> [Job]: In the listing below, find every line containing "Addons" and copy it out.

> [Records supplied]:
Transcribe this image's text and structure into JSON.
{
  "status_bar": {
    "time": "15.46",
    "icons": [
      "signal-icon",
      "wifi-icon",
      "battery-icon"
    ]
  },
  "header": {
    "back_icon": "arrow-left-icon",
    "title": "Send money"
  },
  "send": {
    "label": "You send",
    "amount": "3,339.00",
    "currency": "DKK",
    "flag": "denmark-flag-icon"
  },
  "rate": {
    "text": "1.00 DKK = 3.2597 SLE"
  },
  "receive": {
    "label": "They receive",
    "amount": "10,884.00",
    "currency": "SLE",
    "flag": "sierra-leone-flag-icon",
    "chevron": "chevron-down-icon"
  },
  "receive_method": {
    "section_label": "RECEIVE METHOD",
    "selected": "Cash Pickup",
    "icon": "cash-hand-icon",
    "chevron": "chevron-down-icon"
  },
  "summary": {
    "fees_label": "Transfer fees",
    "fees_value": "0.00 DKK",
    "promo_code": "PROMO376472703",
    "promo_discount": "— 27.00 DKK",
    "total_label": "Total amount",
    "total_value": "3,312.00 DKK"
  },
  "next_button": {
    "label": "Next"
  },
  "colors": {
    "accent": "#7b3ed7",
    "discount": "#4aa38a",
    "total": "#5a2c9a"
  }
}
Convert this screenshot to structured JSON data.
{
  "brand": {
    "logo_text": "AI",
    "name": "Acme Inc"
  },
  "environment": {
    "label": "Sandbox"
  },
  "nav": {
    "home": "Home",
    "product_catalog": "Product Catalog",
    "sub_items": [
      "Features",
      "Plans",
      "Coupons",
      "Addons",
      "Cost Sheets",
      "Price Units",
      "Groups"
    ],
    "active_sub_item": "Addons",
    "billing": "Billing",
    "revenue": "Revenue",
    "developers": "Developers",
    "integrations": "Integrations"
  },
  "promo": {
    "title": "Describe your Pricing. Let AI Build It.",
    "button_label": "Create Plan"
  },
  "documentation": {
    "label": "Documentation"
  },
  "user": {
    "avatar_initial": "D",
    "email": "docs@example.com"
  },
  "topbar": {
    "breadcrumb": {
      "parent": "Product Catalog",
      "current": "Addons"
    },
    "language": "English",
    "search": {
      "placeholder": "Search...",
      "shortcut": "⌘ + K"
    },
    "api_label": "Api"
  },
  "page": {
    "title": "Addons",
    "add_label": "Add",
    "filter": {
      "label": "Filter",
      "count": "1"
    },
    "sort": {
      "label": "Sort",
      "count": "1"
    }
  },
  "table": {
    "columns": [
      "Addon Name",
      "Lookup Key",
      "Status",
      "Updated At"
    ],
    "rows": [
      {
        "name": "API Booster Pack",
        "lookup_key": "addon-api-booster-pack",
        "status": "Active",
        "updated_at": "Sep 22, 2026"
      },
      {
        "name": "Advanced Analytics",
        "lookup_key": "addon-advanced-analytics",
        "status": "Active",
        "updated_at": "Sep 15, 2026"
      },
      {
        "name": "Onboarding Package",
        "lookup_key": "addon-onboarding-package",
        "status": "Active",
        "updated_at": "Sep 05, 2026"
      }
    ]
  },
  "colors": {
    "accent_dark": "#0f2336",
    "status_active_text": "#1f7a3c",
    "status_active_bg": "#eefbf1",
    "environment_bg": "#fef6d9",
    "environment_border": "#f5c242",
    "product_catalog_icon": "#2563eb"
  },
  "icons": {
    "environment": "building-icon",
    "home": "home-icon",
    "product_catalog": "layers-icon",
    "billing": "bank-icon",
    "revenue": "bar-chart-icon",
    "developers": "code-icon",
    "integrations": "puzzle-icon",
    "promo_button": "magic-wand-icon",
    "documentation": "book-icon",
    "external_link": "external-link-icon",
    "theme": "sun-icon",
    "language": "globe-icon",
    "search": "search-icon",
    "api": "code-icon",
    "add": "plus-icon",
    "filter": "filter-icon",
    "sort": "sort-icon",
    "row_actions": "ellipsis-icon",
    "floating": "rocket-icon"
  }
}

> [Response to the exercise]:
      "Addons",
    "active_sub_item": "Addons",
      "current": "Addons"
    "title": "Addons",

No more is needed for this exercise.